Dataset rows about figures:
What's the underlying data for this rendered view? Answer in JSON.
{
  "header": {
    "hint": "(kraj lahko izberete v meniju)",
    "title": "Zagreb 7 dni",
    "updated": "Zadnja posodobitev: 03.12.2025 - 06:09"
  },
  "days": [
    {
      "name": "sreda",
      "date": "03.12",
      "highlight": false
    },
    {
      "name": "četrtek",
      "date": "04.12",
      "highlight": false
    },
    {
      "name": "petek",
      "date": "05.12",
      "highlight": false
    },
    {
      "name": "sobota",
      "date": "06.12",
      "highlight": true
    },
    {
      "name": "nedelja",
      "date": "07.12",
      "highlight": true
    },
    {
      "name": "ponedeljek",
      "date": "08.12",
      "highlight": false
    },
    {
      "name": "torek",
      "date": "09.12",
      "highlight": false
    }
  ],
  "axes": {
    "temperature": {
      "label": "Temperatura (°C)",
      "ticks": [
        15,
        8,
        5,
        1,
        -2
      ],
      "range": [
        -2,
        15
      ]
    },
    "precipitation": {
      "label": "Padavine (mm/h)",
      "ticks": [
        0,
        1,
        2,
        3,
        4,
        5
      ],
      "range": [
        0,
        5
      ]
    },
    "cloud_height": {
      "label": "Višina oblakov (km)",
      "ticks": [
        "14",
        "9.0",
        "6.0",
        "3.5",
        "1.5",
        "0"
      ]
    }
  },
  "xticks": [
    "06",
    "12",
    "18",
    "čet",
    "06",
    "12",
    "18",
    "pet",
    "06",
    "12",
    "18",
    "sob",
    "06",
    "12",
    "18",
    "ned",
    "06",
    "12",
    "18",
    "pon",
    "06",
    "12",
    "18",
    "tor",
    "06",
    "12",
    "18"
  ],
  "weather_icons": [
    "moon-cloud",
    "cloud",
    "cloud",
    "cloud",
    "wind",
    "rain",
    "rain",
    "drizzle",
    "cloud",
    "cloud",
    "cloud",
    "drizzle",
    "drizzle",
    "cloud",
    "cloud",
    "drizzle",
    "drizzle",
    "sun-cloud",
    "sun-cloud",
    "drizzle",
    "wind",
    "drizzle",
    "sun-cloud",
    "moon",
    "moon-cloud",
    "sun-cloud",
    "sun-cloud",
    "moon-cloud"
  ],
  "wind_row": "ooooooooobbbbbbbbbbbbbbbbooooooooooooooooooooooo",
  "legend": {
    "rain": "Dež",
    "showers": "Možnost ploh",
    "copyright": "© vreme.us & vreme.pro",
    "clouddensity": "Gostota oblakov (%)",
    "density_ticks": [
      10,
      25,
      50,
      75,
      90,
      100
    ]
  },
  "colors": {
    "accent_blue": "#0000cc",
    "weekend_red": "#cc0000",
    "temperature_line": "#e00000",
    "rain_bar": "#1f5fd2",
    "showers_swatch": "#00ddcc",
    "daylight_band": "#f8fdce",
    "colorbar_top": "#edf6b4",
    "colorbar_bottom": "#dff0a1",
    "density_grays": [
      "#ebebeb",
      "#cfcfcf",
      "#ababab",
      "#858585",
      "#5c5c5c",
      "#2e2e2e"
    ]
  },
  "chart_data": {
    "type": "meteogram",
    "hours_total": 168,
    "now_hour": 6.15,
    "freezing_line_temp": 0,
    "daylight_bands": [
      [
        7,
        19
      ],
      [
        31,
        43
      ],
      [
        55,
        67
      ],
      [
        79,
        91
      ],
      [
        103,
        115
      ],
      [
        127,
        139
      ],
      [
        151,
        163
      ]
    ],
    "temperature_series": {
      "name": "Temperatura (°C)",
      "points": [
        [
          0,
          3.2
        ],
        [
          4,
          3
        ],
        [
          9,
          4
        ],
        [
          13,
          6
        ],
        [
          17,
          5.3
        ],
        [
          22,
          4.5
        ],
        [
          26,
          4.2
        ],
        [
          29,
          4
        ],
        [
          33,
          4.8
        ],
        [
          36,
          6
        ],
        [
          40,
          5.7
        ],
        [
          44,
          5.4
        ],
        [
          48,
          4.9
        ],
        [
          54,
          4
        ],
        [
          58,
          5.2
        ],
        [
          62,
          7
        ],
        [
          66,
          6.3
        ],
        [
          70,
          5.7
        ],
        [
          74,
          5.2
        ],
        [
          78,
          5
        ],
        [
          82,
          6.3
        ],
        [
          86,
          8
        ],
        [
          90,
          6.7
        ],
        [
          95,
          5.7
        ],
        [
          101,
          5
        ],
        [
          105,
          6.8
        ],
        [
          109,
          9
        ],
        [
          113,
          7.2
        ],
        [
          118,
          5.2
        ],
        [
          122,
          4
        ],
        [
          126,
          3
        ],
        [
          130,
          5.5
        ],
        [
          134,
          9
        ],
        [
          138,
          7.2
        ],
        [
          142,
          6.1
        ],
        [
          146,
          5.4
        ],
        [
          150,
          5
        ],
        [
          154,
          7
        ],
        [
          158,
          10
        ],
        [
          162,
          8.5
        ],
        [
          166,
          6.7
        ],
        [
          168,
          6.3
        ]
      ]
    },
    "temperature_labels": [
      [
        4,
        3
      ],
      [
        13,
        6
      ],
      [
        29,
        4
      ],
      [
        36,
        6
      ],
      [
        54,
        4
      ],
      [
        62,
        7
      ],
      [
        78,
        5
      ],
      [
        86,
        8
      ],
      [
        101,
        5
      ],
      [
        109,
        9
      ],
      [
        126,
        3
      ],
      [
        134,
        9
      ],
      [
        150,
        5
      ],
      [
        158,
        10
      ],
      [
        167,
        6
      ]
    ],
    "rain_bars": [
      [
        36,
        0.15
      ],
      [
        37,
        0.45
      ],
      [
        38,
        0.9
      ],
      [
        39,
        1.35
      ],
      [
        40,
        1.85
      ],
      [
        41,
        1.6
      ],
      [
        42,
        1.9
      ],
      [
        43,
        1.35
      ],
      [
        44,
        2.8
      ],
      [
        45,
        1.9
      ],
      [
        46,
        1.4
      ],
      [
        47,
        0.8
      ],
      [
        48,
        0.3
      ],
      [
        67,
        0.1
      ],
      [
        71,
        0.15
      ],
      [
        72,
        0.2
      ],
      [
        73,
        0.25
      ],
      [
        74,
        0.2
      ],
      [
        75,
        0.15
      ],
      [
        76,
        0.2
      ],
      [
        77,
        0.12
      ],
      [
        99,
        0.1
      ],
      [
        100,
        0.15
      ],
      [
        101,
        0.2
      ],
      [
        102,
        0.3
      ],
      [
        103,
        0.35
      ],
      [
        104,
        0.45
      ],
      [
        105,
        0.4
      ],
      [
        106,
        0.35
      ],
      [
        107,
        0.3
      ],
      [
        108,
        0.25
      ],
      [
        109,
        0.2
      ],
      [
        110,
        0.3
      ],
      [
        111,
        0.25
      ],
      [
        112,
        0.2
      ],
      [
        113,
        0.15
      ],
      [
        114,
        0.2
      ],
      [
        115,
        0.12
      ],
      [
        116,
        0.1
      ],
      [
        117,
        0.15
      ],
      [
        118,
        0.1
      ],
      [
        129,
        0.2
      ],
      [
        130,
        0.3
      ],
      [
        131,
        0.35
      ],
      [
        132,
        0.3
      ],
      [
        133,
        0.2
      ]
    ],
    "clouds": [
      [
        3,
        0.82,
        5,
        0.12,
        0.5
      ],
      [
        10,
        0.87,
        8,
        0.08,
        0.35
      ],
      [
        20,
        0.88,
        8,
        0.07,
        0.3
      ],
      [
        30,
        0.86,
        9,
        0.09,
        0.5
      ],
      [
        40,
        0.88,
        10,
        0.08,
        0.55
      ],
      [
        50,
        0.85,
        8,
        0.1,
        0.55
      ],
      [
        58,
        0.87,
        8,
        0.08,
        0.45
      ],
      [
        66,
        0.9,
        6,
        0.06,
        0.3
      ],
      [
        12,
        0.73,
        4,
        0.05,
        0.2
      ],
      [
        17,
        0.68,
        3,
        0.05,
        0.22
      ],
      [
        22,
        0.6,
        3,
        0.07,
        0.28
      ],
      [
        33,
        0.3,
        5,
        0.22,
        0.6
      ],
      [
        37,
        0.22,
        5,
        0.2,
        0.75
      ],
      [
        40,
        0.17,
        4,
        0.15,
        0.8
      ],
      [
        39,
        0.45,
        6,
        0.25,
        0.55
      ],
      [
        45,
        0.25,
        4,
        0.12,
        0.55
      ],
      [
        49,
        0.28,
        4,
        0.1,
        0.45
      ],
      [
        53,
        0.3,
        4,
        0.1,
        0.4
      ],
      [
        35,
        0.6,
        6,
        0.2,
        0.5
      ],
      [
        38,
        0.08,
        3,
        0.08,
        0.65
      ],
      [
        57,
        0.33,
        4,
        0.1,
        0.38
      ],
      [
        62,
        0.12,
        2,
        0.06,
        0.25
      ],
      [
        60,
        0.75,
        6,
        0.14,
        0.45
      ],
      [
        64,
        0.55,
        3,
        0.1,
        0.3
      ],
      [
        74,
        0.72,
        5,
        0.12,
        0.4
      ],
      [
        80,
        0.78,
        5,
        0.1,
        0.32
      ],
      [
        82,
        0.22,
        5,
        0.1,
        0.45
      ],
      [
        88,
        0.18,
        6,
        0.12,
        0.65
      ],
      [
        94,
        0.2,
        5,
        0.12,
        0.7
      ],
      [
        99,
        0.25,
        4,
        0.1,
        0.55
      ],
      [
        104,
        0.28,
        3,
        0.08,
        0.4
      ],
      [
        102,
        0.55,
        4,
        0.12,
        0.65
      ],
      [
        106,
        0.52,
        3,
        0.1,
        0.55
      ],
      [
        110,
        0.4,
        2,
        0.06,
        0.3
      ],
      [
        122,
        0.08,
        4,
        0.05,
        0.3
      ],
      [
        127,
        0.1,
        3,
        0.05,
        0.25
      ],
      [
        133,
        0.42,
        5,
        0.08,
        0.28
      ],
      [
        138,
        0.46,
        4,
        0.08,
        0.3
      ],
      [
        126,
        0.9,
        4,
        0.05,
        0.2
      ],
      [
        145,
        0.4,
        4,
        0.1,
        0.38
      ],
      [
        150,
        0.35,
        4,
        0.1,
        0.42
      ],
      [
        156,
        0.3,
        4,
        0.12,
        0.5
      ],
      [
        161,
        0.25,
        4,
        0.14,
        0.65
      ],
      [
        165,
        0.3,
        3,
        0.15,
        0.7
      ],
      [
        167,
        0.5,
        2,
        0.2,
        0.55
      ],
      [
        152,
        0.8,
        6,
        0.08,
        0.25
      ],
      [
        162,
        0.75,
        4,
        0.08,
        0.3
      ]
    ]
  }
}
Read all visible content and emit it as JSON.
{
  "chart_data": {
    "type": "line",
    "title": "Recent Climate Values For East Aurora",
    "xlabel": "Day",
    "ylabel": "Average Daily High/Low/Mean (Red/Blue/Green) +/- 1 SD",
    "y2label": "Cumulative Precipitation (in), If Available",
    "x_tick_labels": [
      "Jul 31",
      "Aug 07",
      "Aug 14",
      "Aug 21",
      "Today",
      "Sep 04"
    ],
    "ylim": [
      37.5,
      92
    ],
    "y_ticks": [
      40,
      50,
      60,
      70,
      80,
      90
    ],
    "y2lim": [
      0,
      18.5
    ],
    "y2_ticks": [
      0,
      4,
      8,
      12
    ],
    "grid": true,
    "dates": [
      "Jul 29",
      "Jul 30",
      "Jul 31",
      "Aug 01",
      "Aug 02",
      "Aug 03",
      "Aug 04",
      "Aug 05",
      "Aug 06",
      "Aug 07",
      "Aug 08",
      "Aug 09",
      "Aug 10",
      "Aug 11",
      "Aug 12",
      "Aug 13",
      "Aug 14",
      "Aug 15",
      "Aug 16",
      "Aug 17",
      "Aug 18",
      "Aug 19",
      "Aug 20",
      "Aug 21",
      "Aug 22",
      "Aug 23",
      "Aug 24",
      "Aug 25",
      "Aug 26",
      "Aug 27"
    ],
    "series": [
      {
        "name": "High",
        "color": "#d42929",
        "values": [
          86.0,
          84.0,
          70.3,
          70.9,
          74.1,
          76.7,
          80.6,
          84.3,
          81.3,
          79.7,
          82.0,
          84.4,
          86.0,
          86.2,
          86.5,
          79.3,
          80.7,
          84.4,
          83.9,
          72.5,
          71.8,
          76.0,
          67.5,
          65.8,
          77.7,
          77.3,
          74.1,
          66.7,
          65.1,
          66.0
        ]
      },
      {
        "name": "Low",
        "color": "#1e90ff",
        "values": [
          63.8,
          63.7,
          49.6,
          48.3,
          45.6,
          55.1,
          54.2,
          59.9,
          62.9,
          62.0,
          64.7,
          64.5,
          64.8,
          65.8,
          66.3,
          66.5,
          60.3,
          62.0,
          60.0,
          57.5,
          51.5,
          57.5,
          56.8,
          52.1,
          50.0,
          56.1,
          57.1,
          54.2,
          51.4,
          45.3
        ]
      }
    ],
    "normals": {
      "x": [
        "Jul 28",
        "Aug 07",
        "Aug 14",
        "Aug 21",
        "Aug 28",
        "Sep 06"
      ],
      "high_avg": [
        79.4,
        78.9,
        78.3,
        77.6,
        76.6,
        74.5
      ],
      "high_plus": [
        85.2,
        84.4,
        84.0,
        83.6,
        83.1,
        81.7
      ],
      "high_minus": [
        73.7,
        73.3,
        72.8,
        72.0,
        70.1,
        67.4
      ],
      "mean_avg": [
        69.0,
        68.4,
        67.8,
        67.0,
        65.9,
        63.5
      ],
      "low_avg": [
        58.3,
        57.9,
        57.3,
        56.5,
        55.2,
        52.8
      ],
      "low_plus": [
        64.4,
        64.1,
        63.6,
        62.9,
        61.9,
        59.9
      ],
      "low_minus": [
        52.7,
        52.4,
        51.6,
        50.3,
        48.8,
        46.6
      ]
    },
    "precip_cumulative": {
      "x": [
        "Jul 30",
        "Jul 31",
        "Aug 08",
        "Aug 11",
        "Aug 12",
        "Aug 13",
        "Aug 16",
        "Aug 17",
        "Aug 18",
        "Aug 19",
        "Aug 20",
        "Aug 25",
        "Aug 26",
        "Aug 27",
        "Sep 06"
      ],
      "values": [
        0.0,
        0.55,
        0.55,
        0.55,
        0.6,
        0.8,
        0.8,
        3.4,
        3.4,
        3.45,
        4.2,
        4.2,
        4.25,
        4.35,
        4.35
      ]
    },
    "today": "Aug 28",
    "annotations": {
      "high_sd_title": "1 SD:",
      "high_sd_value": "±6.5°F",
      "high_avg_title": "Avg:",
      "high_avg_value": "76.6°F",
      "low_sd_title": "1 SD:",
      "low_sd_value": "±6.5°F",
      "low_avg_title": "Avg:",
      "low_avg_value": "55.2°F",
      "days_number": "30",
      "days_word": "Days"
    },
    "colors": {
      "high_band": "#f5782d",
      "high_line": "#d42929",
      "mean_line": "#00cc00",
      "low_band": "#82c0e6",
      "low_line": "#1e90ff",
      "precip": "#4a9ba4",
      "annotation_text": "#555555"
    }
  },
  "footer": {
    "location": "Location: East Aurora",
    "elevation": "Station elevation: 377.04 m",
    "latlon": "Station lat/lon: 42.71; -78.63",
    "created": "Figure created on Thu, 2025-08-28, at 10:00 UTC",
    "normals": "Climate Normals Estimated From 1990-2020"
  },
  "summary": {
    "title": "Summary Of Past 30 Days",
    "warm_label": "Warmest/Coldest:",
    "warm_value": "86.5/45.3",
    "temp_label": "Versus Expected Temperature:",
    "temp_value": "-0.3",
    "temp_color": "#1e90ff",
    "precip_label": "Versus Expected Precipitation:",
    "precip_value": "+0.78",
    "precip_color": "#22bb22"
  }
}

● **Problem description**
Give the number of lines above that hold the word "Temperatura", and nothing more.

● **Response**
2